Requirements. Output every line below without omitting or altering anything.

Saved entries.
########

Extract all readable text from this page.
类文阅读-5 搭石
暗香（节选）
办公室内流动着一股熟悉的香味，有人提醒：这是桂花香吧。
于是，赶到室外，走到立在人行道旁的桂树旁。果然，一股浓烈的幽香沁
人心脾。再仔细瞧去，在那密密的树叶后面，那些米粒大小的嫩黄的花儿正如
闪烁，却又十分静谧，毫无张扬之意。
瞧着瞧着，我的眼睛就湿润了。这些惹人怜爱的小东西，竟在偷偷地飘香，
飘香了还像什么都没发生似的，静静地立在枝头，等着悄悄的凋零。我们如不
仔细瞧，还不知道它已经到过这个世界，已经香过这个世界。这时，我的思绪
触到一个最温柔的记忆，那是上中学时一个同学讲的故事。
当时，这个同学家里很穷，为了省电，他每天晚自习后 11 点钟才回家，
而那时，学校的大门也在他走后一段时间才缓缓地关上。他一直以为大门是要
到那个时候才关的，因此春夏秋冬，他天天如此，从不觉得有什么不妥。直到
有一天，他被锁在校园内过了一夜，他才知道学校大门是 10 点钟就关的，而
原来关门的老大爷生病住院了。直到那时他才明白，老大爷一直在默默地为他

########

Answer to this exercise.
Extract all readable text from this page.
类文阅读-5 搭石
暗香（节选）
办公室内流动着一股熟悉的香味，有人提醒：这是桂花香吧。
于是，赶到室外，走到立在人行道旁的桂树旁。果然，一股浓烈的幽香沁
人心脾。再仔细瞧去，在那密密的树叶后面，那些米粒大小的嫩黄的花儿正如
闪烁，却又十分静谧，毫无张扬之意。
瞧着瞧着，我的眼睛就湿润了。这些惹人怜爱的小东西，竟在偷偷地飘香，
飘香了还像什么都没发生似的，静静地立在枝头，等着悄悄的凋零。我们如不
仔细瞧，还不知道它已经到过这个世界，已经香过这个世界。这时，我的思绪
触到一个最温柔的记忆，那是上中学时一个同学讲的故事。
当时，这个同学家里很穷，为了省电，他每天晚自习后 11 点钟才回家，
而那时，学校的大门也在他走后一段时间才缓缓地关上。他一直以为大门是要
到那个时候才关的，因此春夏秋冬，他天天如此，从不觉得有什么不妥。直到
有一天，他被锁在校园内过了一夜，他才知道学校大门是 10 点钟就关的，而
原来关门的老大爷生病住院了。直到那时他才明白，老大爷一直在默默地为他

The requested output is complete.